* start MATERIAL PROVIDED *

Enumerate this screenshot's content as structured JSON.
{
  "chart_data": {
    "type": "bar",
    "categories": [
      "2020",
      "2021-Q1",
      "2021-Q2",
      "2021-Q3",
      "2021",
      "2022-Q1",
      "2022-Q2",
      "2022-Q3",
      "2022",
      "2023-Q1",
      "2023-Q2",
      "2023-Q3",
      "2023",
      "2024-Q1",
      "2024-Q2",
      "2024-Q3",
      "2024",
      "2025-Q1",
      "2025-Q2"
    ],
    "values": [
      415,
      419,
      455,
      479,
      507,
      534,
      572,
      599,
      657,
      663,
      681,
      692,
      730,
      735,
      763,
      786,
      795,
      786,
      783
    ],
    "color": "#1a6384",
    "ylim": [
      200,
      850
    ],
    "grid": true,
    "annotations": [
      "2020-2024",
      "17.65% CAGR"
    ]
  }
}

* end MATERIAL PROVIDED *

GOAL OF THE EXERCISE>
Repeat all the entries word for word.

FINAL RESULT>
Enumerate this screenshot's content as structured JSON.
{
  "chart_data": {
    "type": "bar",
    "categories": [
      "2020",
      "2021-Q1",
      "2021-Q2",
      "2021-Q3",
      "2021",
      "2022-Q1",
      "2022-Q2",
      "2022-Q3",
      "2022",
      "2023-Q1",
      "2023-Q2",
      "2023-Q3",
      "2023",
      "2024-Q1",
      "2024-Q2",
      "2024-Q3",
      "2024",
      "2025-Q1",
      "2025-Q2"
    ],
    "values": [
      415,
      419,
      455,
      479,
      507,
      534,
      572,
      599,
      657,
      663,
      681,
      692,
      730,
      735,
      763,
      786,
      795,
      786,
      783
    ],
    "color": "#1a6384",
    "ylim": [
      200,
      850
    ],
    "grid": true,
    "annotations": [
      "2020-2024",
      "17.65% CAGR"
    ]
  }
}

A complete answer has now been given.